[Data listing]
## BEGIN
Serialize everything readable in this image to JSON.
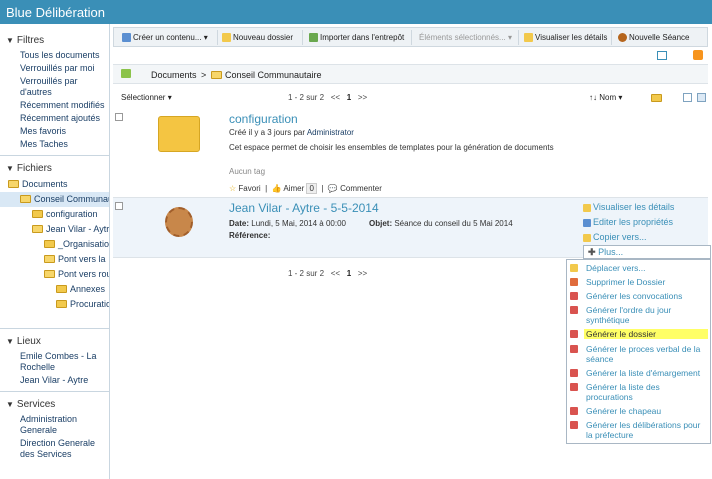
{
  "app": {
    "title": "Blue Délibération"
  },
  "sidebar": {
    "filters_title": "Filtres",
    "filters": [
      "Tous les documents",
      "Verrouillés par moi",
      "Verrouillés par d'autres",
      "Récemment modifiés",
      "Récemment ajoutés",
      "Mes favoris",
      "Mes Taches"
    ],
    "files_title": "Fichiers",
    "tree": [
      "Documents",
      "Conseil Communautaire",
      "configuration",
      "Jean Vilar - Aytre",
      "_Organisation",
      "Pont vers la",
      "Pont vers rou",
      "Annexes",
      "Procurations"
    ],
    "places_title": "Lieux",
    "places": [
      "Emile Combes - La Rochelle",
      "Jean Vilar - Aytre"
    ],
    "services_title": "Services",
    "services": [
      "Administration Generale",
      "Direction Generale des Services"
    ]
  },
  "toolbar": {
    "create": "Créer un contenu...",
    "new_folder": "Nouveau dossier",
    "import": "Importer dans l'entrepôt",
    "selected": "Éléments sélectionnés...",
    "view_details": "Visualiser les détails",
    "new_session": "Nouvelle Séance"
  },
  "path": {
    "root": "Documents",
    "separator": ">",
    "current": "Conseil Communautaire"
  },
  "list": {
    "select_label": "Sélectionner",
    "pagination": "1 - 2 sur 2",
    "prev": "<<",
    "page": "1",
    "next": ">>",
    "sort_label": "Nom"
  },
  "items": [
    {
      "title": "configuration",
      "created": "Créé il y a 3 jours par",
      "creator": "Administrator",
      "description": "Cet espace permet de choisir les ensembles de templates pour la génération de documents",
      "tags": "Aucun tag",
      "favorite": "Favori",
      "like": "Aimer",
      "like_count": "0",
      "comment": "Commenter"
    },
    {
      "title": "Jean Vilar - Aytre - 5-5-2014",
      "date_label": "Date:",
      "date_value": "Lundi, 5 Mai, 2014 à 00:00",
      "object_label": "Objet:",
      "object_value": "Séance du conseil du 5 Mai 2014",
      "reference_label": "Référence:"
    }
  ],
  "actions": [
    "Visualiser les détails",
    "Editer les propriétés",
    "Copier vers...",
    "Plus..."
  ],
  "more_menu": [
    "Déplacer vers...",
    "Supprimer le Dossier",
    "Générer les convocations",
    "Générer l'ordre du jour synthétique",
    "Générer le dossier",
    "Générer le proces verbal de la séance",
    "Générer la liste d'émargement",
    "Générer la liste des procurations",
    "Générer le chapeau",
    "Générer les délibérations pour la préfecture"
  ]
}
## END
> What needs to be done
Gather each line of the listing containing the word "détails" and show it.

> Complete output
    "view_details": "Visualiser les détails",
    "Visualiser les détails",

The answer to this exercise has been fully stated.